カカの周辺が騒がしい。
2009年にミランからレアル・マドリーへと当時のレートで約92億円という超多額の移籍金で移籍したカカであったが、眩いばかりの輝きを放ったミラン時代と比べると、レアルでの現状は寂しいものであると言わざるを得ないのが現状であり、移籍市場が開く度に恩師カルロ・アンチェロッティが率いるパリSG、古巣であるミランへの移籍が取り沙汰されている。特に派手好きで知られるシルヴィオ・ベルルスコーニが名誉会長に就任したミランへの復帰説は有り得る話だろう。
だが、現在のミランにカカは必要なのだろうか。今回の当コラムではミランを率いるマッシミリアーノ・アッレグリがトップ下の選手に求めるものについて考察していきたい。
・何よりも「バランス」を重視するアッレグリ
アッレグリが採用するシステムはミラン伝統の4-3-1-2である。このシステムはアンチェロッティ政権時から受け継がれてきたミランのスタンダードであるが、アンチェロッティとアッレグリでは4-3-1-2に対する考え方が違う。

設問:
**1)** コラムから、「2009年にミランからレアル」で始まり「1-2に対する考え方が違う。」で終わる部分を一字一句そのまま返してください。
**2)** 提供データの行を、最初の行から始まり「body-paragraph-2: On January」を含む行で終わる範囲について、両端の行も含めてそのまま打ち直してください。
コラムとデータの行は互いに関係がありません。

提供データ:
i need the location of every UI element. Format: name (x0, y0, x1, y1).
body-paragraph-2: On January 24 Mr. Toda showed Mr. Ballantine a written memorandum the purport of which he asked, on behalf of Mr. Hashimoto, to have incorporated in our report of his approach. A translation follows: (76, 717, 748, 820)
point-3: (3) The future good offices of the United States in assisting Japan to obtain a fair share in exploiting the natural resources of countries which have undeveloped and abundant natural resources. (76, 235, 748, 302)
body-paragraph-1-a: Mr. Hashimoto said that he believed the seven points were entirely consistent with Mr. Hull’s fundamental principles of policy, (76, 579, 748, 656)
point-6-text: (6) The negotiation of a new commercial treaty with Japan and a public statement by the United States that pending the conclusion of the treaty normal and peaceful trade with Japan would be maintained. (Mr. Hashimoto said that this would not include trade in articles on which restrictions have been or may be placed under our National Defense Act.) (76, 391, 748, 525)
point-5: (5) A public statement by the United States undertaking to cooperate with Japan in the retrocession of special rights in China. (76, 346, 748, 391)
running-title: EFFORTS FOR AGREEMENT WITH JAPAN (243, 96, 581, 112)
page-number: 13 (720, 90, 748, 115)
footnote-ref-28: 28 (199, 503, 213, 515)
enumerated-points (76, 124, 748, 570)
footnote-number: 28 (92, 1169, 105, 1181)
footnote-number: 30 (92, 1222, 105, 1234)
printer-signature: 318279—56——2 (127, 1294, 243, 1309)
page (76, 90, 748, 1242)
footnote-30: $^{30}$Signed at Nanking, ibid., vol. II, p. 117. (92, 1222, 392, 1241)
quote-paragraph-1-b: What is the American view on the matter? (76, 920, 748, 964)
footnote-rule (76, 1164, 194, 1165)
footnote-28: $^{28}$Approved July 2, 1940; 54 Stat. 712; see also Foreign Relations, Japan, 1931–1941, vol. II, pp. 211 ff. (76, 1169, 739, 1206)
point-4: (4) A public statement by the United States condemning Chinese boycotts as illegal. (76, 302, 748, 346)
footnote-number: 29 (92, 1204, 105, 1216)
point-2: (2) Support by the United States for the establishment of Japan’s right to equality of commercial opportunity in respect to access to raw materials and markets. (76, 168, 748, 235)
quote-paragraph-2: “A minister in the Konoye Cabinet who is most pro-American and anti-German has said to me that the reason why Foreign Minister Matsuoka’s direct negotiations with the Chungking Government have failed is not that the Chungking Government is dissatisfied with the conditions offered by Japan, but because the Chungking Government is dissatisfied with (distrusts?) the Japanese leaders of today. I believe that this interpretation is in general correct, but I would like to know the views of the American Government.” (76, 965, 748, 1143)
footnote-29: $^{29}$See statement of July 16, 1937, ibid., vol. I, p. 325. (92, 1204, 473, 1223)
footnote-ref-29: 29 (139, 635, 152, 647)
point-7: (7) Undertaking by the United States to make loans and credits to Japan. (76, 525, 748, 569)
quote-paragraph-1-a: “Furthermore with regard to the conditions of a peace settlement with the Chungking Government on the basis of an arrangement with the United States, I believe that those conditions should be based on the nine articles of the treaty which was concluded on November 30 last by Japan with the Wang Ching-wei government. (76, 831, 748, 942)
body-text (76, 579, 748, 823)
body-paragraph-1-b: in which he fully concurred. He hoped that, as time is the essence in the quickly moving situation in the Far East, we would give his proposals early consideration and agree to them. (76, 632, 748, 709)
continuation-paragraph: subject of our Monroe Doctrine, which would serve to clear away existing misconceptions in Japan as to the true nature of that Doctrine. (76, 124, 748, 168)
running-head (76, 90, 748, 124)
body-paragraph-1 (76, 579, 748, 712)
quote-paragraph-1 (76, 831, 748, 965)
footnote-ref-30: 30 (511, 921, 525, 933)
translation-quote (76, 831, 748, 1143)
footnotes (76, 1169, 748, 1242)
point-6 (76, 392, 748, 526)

解答:
**1)**
2009年にミランからレアル・マドリーへと当時のレートで約92億円という超多額の移籍金で移籍したカカであったが、眩いばかりの輝きを放ったミラン時代と比べると、レアルでの現状は寂しいものであると言わざるを得ないのが現状であり、移籍市場が開く度に恩師カルロ・アンチェロッティが率いるパリSG、古巣であるミランへの移籍が取り沙汰されている。特に派手好きで知られるシルヴィオ・ベルルスコーニが名誉会長に就任したミランへの復帰説は有り得る話だろう。
だが、現在のミランにカカは必要なのだろうか。今回の当コラムではミランを率いるマッシミリアーノ・アッレグリがトップ下の選手に求めるものについて考察していきたい。
・何よりも「バランス」を重視するアッレグリ
アッレグリが採用するシステムはミラン伝統の4-3-1-2である。このシステムはアンチェロッティ政権時から受け継がれてきたミランのスタンダードであるが、アンチェロッティとアッレグリでは4-3-1-2に対する考え方が違う。

**2)**
i need the location of every UI element. Format: name (x0, y0, x1, y1).
body-paragraph-2: On January 24 Mr. Toda showed Mr. Ballantine a written memorandum the purport of which he asked, on behalf of Mr. Hashimoto, to have incorporated in our report of his approach. A translation follows: (76, 717, 748, 820)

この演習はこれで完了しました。